======== Exercise input

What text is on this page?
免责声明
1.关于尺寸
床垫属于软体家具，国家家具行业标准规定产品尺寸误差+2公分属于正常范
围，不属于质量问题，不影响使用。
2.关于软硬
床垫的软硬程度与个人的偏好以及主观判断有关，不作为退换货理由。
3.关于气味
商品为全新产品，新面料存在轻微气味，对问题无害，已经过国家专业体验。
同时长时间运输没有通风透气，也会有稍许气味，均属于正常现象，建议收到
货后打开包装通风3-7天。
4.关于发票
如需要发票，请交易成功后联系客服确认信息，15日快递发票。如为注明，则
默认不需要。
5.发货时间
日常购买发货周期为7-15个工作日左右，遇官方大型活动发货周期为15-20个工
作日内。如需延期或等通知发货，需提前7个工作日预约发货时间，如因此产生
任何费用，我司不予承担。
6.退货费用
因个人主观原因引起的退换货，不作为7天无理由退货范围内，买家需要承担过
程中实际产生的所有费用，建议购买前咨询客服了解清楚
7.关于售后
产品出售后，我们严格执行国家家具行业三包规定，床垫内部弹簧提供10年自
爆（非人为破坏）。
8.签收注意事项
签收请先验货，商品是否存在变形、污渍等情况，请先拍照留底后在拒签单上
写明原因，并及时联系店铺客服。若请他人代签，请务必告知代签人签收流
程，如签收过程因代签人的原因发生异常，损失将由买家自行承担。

================

> **Short problem**:
Show the data once more, exactly as it was written.

> **Exercise answer**:
What text is on this page?
免责声明
1.关于尺寸
床垫属于软体家具，国家家具行业标准规定产品尺寸误差+2公分属于正常范
围，不属于质量问题，不影响使用。
2.关于软硬
床垫的软硬程度与个人的偏好以及主观判断有关，不作为退换货理由。
3.关于气味
商品为全新产品，新面料存在轻微气味，对问题无害，已经过国家专业体验。
同时长时间运输没有通风透气，也会有稍许气味，均属于正常现象，建议收到
货后打开包装通风3-7天。
4.关于发票
如需要发票，请交易成功后联系客服确认信息，15日快递发票。如为注明，则
默认不需要。
5.发货时间
日常购买发货周期为7-15个工作日左右，遇官方大型活动发货周期为15-20个工
作日内。如需延期或等通知发货，需提前7个工作日预约发货时间，如因此产生
任何费用，我司不予承担。
6.退货费用
因个人主观原因引起的退换货，不作为7天无理由退货范围内，买家需要承担过
程中实际产生的所有费用，建议购买前咨询客服了解清楚
7.关于售后
产品出售后，我们严格执行国家家具行业三包规定，床垫内部弹簧提供10年自
爆（非人为破坏）。
8.签收注意事项
签收请先验货，商品是否存在变形、污渍等情况，请先拍照留底后在拒签单上
写明原因，并及时联系店铺客服。若请他人代签，请务必告知代签人签收流
程，如签收过程因代签人的原因发生异常，损失将由买家自行承担。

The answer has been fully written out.